■ Given problem
Restate the records below word for word.

■ Extracted data entries
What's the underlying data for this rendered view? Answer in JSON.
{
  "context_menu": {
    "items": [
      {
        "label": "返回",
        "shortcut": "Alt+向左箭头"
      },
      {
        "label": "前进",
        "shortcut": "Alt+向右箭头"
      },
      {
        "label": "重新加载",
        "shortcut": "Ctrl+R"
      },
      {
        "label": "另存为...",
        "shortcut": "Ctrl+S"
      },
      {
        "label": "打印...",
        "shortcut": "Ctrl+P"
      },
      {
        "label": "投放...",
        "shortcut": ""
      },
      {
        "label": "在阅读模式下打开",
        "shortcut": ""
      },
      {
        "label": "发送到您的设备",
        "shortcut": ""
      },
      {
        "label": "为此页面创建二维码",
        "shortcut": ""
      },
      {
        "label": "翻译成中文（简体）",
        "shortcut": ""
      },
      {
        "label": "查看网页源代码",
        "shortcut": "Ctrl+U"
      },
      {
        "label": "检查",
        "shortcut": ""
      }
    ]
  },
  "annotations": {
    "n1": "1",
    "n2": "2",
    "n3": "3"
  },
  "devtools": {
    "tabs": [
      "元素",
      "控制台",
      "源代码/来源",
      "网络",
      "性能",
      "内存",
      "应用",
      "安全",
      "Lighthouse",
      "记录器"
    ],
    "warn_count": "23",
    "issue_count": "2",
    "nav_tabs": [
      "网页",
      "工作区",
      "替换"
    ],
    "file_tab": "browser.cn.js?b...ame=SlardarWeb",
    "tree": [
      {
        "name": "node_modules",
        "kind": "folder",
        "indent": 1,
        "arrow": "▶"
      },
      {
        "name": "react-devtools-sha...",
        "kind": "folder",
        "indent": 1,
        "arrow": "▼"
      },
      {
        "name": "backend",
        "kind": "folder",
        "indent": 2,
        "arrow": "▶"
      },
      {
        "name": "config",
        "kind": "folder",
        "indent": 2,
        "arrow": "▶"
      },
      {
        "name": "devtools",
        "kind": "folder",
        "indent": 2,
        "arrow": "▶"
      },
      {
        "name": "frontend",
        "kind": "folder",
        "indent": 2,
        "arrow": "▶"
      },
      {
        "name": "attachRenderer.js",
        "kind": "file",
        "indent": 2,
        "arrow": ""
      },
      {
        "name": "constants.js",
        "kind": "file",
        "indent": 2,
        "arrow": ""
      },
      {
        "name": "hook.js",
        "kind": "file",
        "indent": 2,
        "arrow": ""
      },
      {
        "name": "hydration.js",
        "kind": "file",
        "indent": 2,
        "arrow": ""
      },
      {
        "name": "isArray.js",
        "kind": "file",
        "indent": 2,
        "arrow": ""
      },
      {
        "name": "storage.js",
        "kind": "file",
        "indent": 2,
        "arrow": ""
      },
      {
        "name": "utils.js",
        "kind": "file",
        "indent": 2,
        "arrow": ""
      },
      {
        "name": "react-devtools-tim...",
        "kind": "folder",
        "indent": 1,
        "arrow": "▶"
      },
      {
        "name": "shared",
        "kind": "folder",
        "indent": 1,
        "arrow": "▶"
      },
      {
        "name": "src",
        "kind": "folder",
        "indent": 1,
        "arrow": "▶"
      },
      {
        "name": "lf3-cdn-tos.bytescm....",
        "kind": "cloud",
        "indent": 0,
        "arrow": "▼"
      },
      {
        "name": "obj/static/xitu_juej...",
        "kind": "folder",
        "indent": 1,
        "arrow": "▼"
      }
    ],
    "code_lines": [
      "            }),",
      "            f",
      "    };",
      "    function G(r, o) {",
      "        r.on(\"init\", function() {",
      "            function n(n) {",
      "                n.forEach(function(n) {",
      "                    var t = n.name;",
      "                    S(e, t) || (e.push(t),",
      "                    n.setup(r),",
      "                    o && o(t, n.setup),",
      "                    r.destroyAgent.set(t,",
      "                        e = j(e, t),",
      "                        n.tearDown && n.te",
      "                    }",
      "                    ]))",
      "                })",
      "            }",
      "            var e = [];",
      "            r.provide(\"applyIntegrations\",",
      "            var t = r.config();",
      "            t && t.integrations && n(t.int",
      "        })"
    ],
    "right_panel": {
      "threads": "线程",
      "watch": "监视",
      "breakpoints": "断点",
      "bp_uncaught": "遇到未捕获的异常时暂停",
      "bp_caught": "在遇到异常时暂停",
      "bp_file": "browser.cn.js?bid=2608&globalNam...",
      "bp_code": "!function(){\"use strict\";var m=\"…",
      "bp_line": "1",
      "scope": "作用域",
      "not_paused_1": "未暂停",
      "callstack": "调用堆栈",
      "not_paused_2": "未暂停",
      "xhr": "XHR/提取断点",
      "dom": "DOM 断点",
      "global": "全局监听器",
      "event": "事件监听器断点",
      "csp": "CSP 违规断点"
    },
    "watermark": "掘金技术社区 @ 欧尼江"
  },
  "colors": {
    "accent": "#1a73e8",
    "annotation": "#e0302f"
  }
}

■ Task answer
What's the underlying data for this rendered view? Answer in JSON.
{
  "context_menu": {
    "items": [
      {
        "label": "返回",
        "shortcut": "Alt+向左箭头"
      },
      {
        "label": "前进",
        "shortcut": "Alt+向右箭头"
      },
      {
        "label": "重新加载",
        "shortcut": "Ctrl+R"
      },
      {
        "label": "另存为...",
        "shortcut": "Ctrl+S"
      },
      {
        "label": "打印...",
        "shortcut": "Ctrl+P"
      },
      {
        "label": "投放...",
        "shortcut": ""
      },
      {
        "label": "在阅读模式下打开",
        "shortcut": ""
      },
      {
        "label": "发送到您的设备",
        "shortcut": ""
      },
      {
        "label": "为此页面创建二维码",
        "shortcut": ""
      },
      {
        "label": "翻译成中文（简体）",
        "shortcut": ""
      },
      {
        "label": "查看网页源代码",
        "shortcut": "Ctrl+U"
      },
      {
        "label": "检查",
        "shortcut": ""
      }
    ]
  },
  "annotations": {
    "n1": "1",
    "n2": "2",
    "n3": "3"
  },
  "devtools": {
    "tabs": [
      "元素",
      "控制台",
      "源代码/来源",
      "网络",
      "性能",
      "内存",
      "应用",
      "安全",
      "Lighthouse",
      "记录器"
    ],
    "warn_count": "23",
    "issue_count": "2",
    "nav_tabs": [
      "网页",
      "工作区",
      "替换"
    ],
    "file_tab": "browser.cn.js?b...ame=SlardarWeb",
    "tree": [
      {
        "name": "node_modules",
        "kind": "folder",
        "indent": 1,
        "arrow": "▶"
      },
      {
        "name": "react-devtools-sha...",
        "kind": "folder",
        "indent": 1,
        "arrow": "▼"
      },
      {
        "name": "backend",
        "kind": "folder",
        "indent": 2,
        "arrow": "▶"
      },
      {
        "name": "config",
        "kind": "folder",
        "indent": 2,
        "arrow": "▶"
      },
      {
        "name": "devtools",
        "kind": "folder",
        "indent": 2,
        "arrow": "▶"
      },
      {
        "name": "frontend",
        "kind": "folder",
        "indent": 2,
        "arrow": "▶"
      },
      {
        "name": "attachRenderer.js",
        "kind": "file",
        "indent": 2,
        "arrow": ""
      },
      {
        "name": "constants.js",
        "kind": "file",
        "indent": 2,
        "arrow": ""
      },
      {
        "name": "hook.js",
        "kind": "file",
        "indent": 2,
        "arrow": ""
      },
      {
        "name": "hydration.js",
        "kind": "file",
        "indent": 2,
        "arrow": ""
      },
      {
        "name": "isArray.js",
        "kind": "file",
        "indent": 2,
        "arrow": ""
      },
      {
        "name": "storage.js",
        "kind": "file",
        "indent": 2,
        "arrow": ""
      },
      {
        "name": "utils.js",
        "kind": "file",
        "indent": 2,
        "arrow": ""
      },
      {
        "name": "react-devtools-tim...",
        "kind": "folder",
        "indent": 1,
        "arrow": "▶"
      },
      {
        "name": "shared",
        "kind": "folder",
        "indent": 1,
        "arrow": "▶"
      },
      {
        "name": "src",
        "kind": "folder",
        "indent": 1,
        "arrow": "▶"
      },
      {
        "name": "lf3-cdn-tos.bytescm....",
        "kind": "cloud",
        "indent": 0,
        "arrow": "▼"
      },
      {
        "name": "obj/static/xitu_juej...",
        "kind": "folder",
        "indent": 1,
        "arrow": "▼"
      }
    ],
    "code_lines": [
      "            }),",
      "            f",
      "    };",
      "    function G(r, o) {",
      "        r.on(\"init\", function() {",
      "            function n(n) {",
      "                n.forEach(function(n) {",
      "                    var t = n.name;",
      "                    S(e, t) || (e.push(t),",
      "                    n.setup(r),",
      "                    o && o(t, n.setup),",
      "                    r.destroyAgent.set(t,",
      "                        e = j(e, t),",
      "                        n.tearDown && n.te",
      "                    }",
      "                    ]))",
      "                })",
      "            }",
      "            var e = [];",
      "            r.provide(\"applyIntegrations\",",
      "            var t = r.config();",
      "            t && t.integrations && n(t.int",
      "        })"
    ],
    "right_panel": {
      "threads": "线程",
      "watch": "监视",
      "breakpoints": "断点",
      "bp_uncaught": "遇到未捕获的异常时暂停",
      "bp_caught": "在遇到异常时暂停",
      "bp_file": "browser.cn.js?bid=2608&globalNam...",
      "bp_code": "!function(){\"use strict\";var m=\"…",
      "bp_line": "1",
      "scope": "作用域",
      "not_paused_1": "未暂停",
      "callstack": "调用堆栈",
      "not_paused_2": "未暂停",
      "xhr": "XHR/提取断点",
      "dom": "DOM 断点",
      "global": "全局监听器",
      "event": "事件监听器断点",
      "csp": "CSP 违规断点"
    },
    "watermark": "掘金技术社区 @ 欧尼江"
  },
  "colors": {
    "accent": "#1a73e8",
    "annotation": "#e0302f"
  }
}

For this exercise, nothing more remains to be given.